[Dataset records]
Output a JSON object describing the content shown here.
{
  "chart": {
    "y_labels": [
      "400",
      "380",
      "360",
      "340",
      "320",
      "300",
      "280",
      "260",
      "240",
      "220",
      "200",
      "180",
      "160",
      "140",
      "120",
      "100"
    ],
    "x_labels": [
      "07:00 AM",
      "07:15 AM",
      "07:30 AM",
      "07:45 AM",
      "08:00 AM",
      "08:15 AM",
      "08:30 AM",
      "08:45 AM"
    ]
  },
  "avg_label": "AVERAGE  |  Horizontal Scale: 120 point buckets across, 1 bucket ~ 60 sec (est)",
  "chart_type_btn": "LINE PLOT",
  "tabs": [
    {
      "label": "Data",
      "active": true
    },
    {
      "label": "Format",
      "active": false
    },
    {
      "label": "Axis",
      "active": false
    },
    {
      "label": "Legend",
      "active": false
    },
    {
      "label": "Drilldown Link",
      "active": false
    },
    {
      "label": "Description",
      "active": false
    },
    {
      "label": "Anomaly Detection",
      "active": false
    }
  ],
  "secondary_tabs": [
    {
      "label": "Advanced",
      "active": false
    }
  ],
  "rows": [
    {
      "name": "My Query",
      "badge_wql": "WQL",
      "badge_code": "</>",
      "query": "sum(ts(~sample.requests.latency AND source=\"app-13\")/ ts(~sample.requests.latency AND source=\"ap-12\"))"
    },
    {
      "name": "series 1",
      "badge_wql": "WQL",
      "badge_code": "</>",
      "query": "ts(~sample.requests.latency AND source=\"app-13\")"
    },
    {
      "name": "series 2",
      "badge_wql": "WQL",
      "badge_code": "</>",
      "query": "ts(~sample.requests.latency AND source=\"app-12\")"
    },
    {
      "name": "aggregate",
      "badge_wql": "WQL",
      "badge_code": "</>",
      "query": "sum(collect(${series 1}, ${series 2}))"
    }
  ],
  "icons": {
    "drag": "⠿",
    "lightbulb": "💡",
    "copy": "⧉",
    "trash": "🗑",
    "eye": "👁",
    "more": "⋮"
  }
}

_Prompt_
Restate all of the entries above precisely.

_Written answer_
Output a JSON object describing the content shown here.
{
  "chart": {
    "y_labels": [
      "400",
      "380",
      "360",
      "340",
      "320",
      "300",
      "280",
      "260",
      "240",
      "220",
      "200",
      "180",
      "160",
      "140",
      "120",
      "100"
    ],
    "x_labels": [
      "07:00 AM",
      "07:15 AM",
      "07:30 AM",
      "07:45 AM",
      "08:00 AM",
      "08:15 AM",
      "08:30 AM",
      "08:45 AM"
    ]
  },
  "avg_label": "AVERAGE  |  Horizontal Scale: 120 point buckets across, 1 bucket ~ 60 sec (est)",
  "chart_type_btn": "LINE PLOT",
  "tabs": [
    {
      "label": "Data",
      "active": true
    },
    {
      "label": "Format",
      "active": false
    },
    {
      "label": "Axis",
      "active": false
    },
    {
      "label": "Legend",
      "active": false
    },
    {
      "label": "Drilldown Link",
      "active": false
    },
    {
      "label": "Description",
      "active": false
    },
    {
      "label": "Anomaly Detection",
      "active": false
    }
  ],
  "secondary_tabs": [
    {
      "label": "Advanced",
      "active": false
    }
  ],
  "rows": [
    {
      "name": "My Query",
      "badge_wql": "WQL",
      "badge_code": "</>",
      "query": "sum(ts(~sample.requests.latency AND source=\"app-13\")/ ts(~sample.requests.latency AND source=\"ap-12\"))"
    },
    {
      "name": "series 1",
      "badge_wql": "WQL",
      "badge_code": "</>",
      "query": "ts(~sample.requests.latency AND source=\"app-13\")"
    },
    {
      "name": "series 2",
      "badge_wql": "WQL",
      "badge_code": "</>",
      "query": "ts(~sample.requests.latency AND source=\"app-12\")"
    },
    {
      "name": "aggregate",
      "badge_wql": "WQL",
      "badge_code": "</>",
      "query": "sum(collect(${series 1}, ${series 2}))"
    }
  ],
  "icons": {
    "drag": "⠿",
    "lightbulb": "💡",
    "copy": "⧉",
    "trash": "🗑",
    "eye": "👁",
    "more": "⋮"
  }
}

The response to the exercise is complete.